What is expected
In your copy, reproduce the entries exactly as they are, minus the images.

Data shown
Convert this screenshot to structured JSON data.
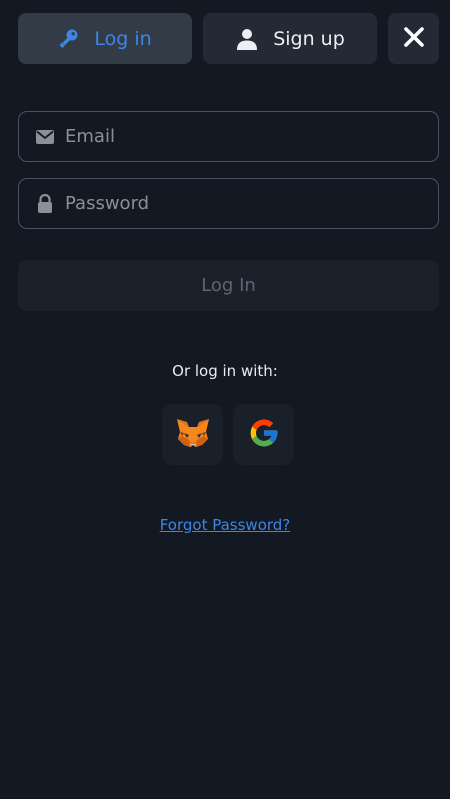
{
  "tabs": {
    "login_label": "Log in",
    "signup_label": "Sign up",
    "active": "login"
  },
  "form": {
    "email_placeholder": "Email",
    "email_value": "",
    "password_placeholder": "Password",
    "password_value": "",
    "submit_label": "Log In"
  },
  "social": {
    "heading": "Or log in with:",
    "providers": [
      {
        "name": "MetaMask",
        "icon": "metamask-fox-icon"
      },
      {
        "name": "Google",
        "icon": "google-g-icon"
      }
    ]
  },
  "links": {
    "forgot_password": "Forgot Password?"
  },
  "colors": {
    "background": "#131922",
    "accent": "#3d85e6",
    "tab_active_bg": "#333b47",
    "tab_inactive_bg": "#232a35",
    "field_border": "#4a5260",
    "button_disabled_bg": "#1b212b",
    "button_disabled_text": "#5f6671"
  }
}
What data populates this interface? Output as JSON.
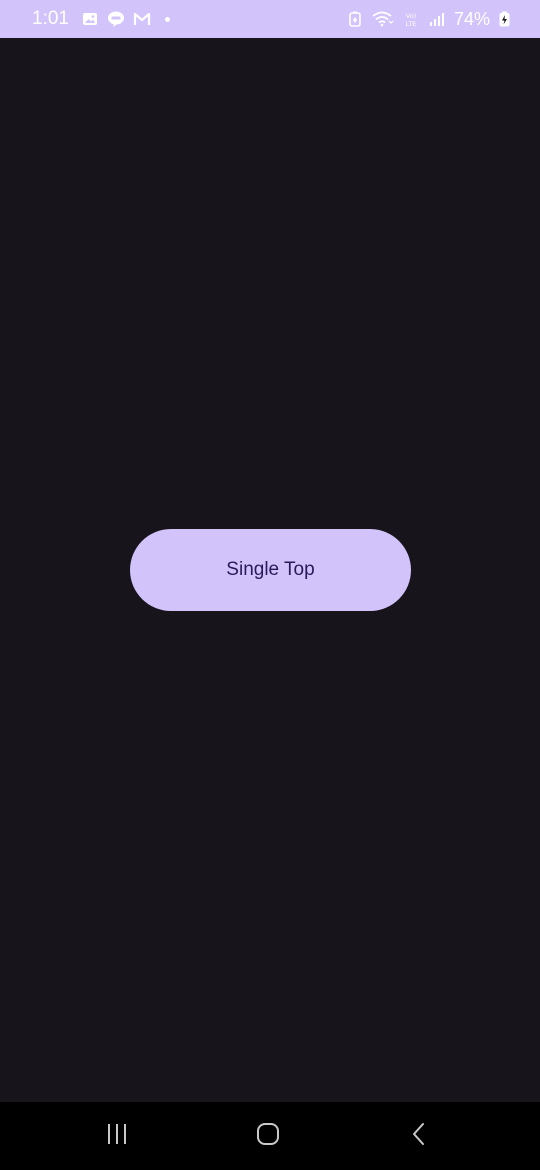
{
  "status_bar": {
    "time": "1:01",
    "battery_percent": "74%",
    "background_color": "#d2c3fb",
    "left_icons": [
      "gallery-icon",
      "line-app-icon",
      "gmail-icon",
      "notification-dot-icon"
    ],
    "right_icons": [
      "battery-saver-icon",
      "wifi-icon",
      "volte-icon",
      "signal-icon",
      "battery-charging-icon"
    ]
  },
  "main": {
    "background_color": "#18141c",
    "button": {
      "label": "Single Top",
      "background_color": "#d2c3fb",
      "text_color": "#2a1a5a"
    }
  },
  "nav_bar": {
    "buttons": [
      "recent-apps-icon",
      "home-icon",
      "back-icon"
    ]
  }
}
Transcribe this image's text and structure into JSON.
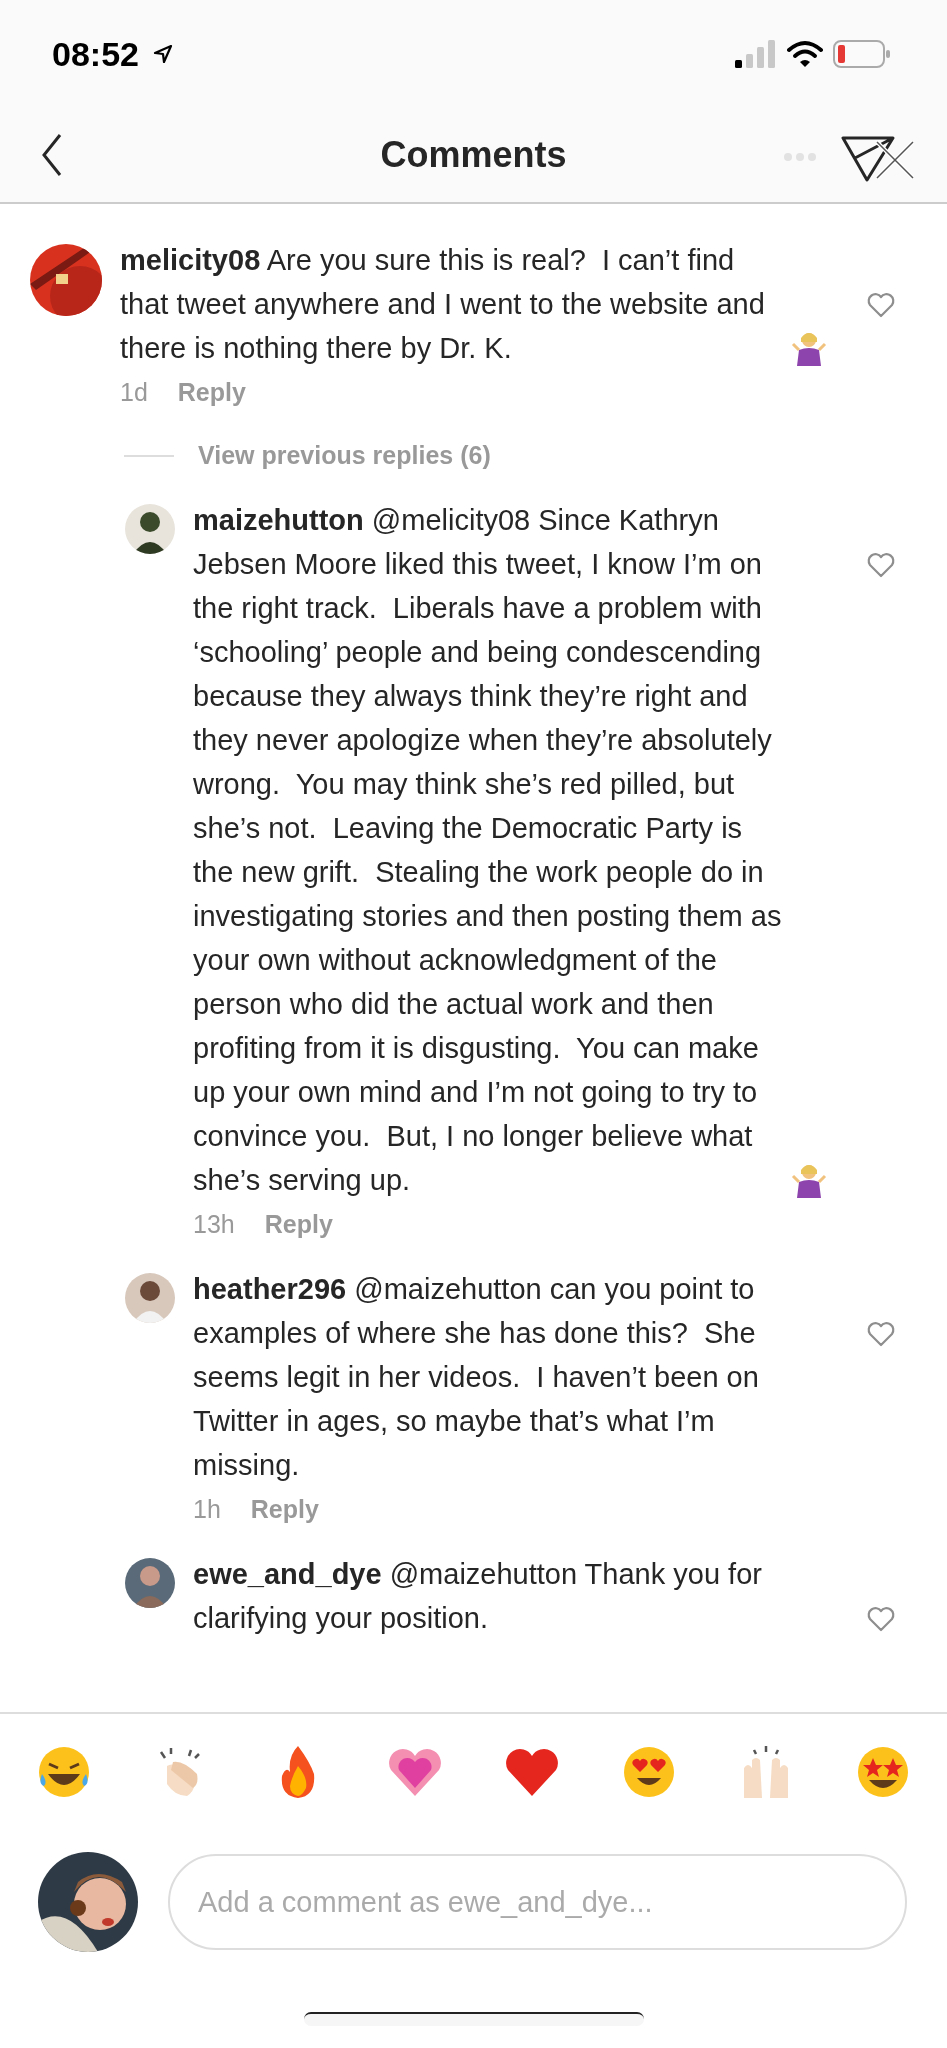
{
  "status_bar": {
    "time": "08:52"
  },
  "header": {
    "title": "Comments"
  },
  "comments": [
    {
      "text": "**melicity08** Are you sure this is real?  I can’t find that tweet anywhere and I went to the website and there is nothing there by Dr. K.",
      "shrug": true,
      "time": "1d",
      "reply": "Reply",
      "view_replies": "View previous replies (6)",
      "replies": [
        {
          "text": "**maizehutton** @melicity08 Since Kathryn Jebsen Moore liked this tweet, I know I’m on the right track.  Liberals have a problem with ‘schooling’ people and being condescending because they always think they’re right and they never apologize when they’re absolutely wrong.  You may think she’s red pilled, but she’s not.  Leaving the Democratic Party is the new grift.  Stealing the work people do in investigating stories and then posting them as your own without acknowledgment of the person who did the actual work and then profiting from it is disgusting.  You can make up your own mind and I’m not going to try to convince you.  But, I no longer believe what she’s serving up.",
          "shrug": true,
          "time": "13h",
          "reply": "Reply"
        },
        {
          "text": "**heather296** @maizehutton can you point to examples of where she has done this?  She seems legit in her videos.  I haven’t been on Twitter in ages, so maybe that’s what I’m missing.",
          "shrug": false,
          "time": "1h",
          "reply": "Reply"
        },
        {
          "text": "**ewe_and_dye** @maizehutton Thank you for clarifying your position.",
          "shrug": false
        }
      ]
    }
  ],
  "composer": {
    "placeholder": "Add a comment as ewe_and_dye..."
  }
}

Solution to the problem
Convert this screenshot to structured JSON data.
{
  "tabs": {
    "login_label": "Log in",
    "signup_label": "Sign up",
    "active": "login"
  },
  "form": {
    "email_placeholder": "Email",
    "email_value": "",
    "password_placeholder": "Password",
    "password_value": "",
    "submit_label": "Log In"
  },
  "social": {
    "heading": "Or log in with:",
    "providers": [
      {
        "name": "MetaMask",
        "icon": "metamask-fox-icon"
      },
      {
        "name": "Google",
        "icon": "google-g-icon"
      }
    ]
  },
  "links": {
    "forgot_password": "Forgot Password?"
  },
  "colors": {
    "background": "#131922",
    "accent": "#3d85e6",
    "tab_active_bg": "#333b47",
    "tab_inactive_bg": "#232a35",
    "field_border": "#4a5260",
    "button_disabled_bg": "#1b212b",
    "button_disabled_text": "#5f6671"
  }
}
What data populates this interface? Output as JSON.
{
  "status_bar": {
    "time": "1:01",
    "battery_percent": "74%",
    "background_color": "#d2c3fb",
    "left_icons": [
      "gallery-icon",
      "line-app-icon",
      "gmail-icon",
      "notification-dot-icon"
    ],
    "right_icons": [
      "battery-saver-icon",
      "wifi-icon",
      "volte-icon",
      "signal-icon",
      "battery-charging-icon"
    ]
  },
  "main": {
    "background_color": "#18141c",
    "button": {
      "label": "Single Top",
      "background_color": "#d2c3fb",
      "text_color": "#2a1a5a"
    }
  },
  "nav_bar": {
    "buttons": [
      "recent-apps-icon",
      "home-icon",
      "back-icon"
    ]
  }
}
Transcribe this image's text and structure into JSON.
{
  "status_bar": {
    "time": "08:52"
  },
  "header": {
    "title": "Comments"
  },
  "comments": [
    {
      "text": "**melicity08** Are you sure this is real?  I can’t find that tweet anywhere and I went to the website and there is nothing there by Dr. K.",
      "shrug": true,
      "time": "1d",
      "reply": "Reply",
      "view_replies": "View previous replies (6)",
      "replies": [
        {
          "text": "**maizehutton** @melicity08 Since Kathryn Jebsen Moore liked this tweet, I know I’m on the right track.  Liberals have a problem with ‘schooling’ people and being condescending because they always think they’re right and they never apologize when they’re absolutely wrong.  You may think she’s red pilled, but she’s not.  Leaving the Democratic Party is the new grift.  Stealing the work people do in investigating stories and then posting them as your own without acknowledgment of the person who did the actual work and then profiting from it is disgusting.  You can make up your own mind and I’m not going to try to convince you.  But, I no longer believe what she’s serving up.",
          "shrug": true,
          "time": "13h",
          "reply": "Reply"
        },
        {
          "text": "**heather296** @maizehutton can you point to examples of where she has done this?  She seems legit in her videos.  I haven’t been on Twitter in ages, so maybe that’s what I’m missing.",
          "shrug": false,
          "time": "1h",
          "reply": "Reply"
        },
        {
          "text": "**ewe_and_dye** @maizehutton Thank you for clarifying your position.",
          "shrug": false
        }
      ]
    }
  ],
  "composer": {
    "placeholder": "Add a comment as ewe_and_dye..."
  }
}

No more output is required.